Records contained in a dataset
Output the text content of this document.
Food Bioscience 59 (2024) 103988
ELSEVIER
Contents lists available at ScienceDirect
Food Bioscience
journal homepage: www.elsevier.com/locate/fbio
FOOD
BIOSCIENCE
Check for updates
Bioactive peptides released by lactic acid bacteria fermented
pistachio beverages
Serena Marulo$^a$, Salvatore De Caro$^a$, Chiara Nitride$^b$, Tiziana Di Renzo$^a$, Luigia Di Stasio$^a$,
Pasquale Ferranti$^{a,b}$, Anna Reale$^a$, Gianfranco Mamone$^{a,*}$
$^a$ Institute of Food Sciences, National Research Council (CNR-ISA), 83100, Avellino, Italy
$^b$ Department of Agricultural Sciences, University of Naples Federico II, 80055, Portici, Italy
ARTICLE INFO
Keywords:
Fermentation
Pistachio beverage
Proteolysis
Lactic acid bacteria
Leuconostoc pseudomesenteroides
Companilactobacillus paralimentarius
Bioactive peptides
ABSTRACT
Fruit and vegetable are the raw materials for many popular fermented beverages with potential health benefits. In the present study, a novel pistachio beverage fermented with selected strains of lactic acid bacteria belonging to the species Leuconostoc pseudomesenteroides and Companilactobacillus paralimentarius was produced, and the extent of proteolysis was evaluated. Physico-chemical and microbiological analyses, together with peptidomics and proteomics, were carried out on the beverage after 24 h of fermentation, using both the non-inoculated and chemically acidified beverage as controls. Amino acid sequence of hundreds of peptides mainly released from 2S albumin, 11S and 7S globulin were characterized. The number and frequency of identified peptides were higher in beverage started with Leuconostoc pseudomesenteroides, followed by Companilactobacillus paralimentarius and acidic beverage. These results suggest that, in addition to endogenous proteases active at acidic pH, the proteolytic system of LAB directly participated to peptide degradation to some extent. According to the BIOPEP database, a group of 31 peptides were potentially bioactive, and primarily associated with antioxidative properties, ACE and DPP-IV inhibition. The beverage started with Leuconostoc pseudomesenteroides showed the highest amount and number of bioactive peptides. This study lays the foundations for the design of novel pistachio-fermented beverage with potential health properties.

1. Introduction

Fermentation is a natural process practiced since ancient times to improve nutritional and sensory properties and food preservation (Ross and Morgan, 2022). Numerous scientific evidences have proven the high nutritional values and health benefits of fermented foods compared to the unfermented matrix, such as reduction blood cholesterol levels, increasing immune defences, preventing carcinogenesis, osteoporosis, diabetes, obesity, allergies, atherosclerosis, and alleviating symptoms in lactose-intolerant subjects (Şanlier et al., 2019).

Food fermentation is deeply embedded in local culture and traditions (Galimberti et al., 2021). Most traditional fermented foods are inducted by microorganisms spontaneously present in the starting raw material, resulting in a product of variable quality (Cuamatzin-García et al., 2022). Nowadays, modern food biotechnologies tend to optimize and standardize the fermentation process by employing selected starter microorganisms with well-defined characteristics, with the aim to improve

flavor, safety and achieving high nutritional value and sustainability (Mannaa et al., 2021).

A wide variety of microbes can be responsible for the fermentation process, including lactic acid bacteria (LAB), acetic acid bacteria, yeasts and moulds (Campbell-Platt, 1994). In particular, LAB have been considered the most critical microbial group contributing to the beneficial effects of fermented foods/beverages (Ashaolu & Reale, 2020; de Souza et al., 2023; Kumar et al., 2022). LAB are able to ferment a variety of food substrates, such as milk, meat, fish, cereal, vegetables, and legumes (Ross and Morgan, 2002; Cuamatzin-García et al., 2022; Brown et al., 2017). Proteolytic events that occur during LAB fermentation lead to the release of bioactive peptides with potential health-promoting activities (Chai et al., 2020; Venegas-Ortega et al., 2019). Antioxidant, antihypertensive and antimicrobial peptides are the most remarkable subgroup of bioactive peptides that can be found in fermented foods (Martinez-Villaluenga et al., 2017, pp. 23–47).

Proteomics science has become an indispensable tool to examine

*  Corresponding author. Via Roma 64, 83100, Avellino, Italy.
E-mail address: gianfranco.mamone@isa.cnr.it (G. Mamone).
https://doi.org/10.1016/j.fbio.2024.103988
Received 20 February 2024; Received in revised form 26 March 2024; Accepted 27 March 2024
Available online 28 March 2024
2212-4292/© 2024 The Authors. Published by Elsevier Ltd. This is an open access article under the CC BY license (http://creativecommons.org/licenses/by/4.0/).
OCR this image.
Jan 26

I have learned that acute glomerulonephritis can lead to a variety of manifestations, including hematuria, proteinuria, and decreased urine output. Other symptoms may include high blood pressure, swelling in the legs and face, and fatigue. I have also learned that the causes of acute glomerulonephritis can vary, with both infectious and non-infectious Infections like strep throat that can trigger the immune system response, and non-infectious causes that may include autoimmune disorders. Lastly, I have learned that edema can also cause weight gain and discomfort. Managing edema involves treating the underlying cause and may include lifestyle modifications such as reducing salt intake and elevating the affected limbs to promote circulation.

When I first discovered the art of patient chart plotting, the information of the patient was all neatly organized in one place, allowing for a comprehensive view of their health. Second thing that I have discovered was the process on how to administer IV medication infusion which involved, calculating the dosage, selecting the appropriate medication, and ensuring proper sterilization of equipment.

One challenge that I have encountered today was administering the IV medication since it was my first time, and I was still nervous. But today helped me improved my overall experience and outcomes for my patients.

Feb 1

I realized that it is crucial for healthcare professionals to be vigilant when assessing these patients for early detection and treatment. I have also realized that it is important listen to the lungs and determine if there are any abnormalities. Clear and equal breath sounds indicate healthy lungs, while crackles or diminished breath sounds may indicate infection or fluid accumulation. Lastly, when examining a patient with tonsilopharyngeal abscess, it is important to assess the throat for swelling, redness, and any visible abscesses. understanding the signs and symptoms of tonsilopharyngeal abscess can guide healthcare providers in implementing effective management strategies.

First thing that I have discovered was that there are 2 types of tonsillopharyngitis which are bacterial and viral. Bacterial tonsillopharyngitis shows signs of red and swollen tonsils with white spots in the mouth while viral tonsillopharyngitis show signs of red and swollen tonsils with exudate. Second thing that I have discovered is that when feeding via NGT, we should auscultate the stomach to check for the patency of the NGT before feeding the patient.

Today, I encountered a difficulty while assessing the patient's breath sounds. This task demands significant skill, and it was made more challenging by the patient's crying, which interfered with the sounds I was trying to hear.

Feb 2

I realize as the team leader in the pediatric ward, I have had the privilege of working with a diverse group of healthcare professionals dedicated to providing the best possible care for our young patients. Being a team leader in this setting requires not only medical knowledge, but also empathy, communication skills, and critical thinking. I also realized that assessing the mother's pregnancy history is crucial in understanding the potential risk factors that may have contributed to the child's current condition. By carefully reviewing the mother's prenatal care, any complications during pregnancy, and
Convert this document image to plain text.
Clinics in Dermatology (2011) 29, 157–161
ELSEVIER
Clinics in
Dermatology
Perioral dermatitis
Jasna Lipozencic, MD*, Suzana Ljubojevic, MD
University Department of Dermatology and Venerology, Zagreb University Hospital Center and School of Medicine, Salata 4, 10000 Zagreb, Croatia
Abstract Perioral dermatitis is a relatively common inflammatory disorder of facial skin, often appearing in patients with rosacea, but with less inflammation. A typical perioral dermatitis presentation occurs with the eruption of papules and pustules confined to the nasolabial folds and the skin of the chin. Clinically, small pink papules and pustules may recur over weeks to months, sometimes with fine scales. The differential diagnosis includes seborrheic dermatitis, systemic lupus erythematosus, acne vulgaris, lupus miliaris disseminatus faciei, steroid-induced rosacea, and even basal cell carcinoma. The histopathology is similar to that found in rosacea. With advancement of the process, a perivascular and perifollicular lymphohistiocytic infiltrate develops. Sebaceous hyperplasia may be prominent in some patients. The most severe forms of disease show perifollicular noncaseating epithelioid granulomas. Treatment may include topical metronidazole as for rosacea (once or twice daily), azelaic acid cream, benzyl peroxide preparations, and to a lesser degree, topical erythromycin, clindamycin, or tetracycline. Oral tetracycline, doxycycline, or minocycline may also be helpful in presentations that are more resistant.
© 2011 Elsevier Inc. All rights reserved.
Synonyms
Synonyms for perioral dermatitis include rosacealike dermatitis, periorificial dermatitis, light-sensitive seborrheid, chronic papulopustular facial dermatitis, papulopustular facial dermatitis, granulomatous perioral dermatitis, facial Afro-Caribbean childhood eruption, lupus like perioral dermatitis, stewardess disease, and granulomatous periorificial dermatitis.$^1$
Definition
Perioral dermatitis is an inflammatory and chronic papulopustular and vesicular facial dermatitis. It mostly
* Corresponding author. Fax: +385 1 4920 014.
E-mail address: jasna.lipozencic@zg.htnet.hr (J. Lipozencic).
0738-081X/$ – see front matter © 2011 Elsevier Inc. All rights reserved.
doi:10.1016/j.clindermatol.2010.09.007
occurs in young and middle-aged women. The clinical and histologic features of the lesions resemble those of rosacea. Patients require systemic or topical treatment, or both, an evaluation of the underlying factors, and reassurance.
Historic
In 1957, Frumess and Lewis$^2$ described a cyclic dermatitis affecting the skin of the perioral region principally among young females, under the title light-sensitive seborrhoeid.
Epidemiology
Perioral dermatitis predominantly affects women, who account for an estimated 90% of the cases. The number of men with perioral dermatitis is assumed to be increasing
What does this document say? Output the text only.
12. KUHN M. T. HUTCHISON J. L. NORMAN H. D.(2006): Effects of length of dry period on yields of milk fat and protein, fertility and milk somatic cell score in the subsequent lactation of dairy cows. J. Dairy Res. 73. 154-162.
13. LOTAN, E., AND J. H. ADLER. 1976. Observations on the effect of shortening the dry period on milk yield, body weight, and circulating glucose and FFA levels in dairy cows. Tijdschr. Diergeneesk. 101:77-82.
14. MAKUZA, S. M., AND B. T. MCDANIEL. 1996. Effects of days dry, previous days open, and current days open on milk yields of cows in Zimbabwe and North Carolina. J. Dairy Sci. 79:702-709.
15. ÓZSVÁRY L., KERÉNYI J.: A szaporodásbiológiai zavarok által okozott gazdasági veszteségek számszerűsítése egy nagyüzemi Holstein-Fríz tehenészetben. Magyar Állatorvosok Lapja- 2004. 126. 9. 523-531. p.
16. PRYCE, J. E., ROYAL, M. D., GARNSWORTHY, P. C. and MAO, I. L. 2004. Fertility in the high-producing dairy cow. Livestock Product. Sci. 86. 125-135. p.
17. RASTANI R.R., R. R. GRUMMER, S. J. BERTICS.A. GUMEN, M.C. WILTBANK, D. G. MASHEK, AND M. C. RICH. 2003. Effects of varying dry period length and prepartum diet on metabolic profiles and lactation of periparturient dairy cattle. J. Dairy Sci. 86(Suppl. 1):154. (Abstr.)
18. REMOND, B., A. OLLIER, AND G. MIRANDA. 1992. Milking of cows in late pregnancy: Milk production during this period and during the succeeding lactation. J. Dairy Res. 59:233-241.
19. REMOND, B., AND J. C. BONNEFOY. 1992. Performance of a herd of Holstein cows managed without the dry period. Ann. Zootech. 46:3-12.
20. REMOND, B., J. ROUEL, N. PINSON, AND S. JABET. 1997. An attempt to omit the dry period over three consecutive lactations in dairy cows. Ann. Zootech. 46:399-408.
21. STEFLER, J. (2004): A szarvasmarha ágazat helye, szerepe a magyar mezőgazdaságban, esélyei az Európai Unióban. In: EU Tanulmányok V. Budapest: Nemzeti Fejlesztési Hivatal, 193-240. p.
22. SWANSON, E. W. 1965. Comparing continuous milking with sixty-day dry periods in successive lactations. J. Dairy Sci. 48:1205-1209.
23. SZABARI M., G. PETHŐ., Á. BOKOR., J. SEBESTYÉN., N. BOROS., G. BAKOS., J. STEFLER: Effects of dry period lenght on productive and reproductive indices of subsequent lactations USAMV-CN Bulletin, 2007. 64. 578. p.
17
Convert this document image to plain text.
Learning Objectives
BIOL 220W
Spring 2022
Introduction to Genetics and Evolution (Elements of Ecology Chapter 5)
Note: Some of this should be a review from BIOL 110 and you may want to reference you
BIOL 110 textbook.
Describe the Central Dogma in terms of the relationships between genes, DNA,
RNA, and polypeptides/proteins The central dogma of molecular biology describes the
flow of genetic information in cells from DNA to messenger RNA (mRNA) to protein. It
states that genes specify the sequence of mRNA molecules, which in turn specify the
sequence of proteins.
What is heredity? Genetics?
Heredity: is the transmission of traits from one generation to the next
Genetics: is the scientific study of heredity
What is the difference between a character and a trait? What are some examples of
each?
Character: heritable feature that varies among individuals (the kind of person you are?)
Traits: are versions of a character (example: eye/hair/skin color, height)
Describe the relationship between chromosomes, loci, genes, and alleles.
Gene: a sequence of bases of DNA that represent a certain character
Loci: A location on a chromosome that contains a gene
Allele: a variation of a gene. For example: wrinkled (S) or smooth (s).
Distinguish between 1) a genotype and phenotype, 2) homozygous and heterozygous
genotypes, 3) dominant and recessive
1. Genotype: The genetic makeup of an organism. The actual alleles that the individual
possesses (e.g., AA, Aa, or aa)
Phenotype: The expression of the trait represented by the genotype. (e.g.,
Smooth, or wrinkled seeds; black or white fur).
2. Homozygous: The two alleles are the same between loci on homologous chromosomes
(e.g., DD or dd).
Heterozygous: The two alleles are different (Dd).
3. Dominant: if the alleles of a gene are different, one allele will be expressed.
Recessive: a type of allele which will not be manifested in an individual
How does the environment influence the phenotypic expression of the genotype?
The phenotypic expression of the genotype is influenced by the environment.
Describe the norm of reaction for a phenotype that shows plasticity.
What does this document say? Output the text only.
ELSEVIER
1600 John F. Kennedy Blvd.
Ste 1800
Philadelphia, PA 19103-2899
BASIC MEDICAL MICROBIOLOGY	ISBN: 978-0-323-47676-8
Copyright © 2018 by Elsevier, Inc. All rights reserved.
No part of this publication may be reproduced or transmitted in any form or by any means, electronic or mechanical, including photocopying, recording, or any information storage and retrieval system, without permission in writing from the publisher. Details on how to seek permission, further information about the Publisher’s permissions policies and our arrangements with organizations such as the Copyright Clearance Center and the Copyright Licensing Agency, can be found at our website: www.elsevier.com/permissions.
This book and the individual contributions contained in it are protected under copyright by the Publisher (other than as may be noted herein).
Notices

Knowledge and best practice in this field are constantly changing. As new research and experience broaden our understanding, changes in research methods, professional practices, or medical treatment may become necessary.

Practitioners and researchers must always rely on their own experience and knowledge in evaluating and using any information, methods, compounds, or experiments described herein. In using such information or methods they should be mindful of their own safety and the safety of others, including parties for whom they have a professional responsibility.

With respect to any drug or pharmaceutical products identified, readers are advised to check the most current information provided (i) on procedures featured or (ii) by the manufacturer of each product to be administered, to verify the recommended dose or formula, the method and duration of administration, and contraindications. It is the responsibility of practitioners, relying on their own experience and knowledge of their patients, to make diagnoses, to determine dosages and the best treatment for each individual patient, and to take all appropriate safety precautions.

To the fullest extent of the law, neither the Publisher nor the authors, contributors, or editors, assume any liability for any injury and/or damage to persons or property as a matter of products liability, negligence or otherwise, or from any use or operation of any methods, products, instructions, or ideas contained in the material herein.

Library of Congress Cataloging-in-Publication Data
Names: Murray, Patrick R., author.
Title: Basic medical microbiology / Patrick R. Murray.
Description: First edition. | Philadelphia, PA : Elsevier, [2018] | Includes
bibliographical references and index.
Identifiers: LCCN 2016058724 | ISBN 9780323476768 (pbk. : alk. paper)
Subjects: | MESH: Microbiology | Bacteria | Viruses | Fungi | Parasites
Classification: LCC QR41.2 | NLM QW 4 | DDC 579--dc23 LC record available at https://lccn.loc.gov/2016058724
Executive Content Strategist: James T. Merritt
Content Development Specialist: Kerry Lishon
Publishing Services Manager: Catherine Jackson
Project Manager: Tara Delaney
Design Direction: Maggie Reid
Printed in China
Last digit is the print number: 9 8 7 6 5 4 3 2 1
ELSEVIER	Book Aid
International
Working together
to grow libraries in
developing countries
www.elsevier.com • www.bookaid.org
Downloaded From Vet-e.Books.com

* How to complete this task: A complete answer reproduces every line of the records in which the word "chronic" occurs.

* Exercise answer:
Synonyms for perioral dermatitis include rosacealike dermatitis, periorificial dermatitis, light-sensitive seborrheid, chronic papulopustular facial dermatitis, papulopustular facial dermatitis, granulomatous perioral dermatitis, facial Afro-Caribbean childhood eruption, lupus like perioral dermatitis, stewardess disease, and granulomatous periorificial dermatitis.$^1$
Perioral dermatitis is an inflammatory and chronic papulopustular and vesicular facial dermatitis. It mostly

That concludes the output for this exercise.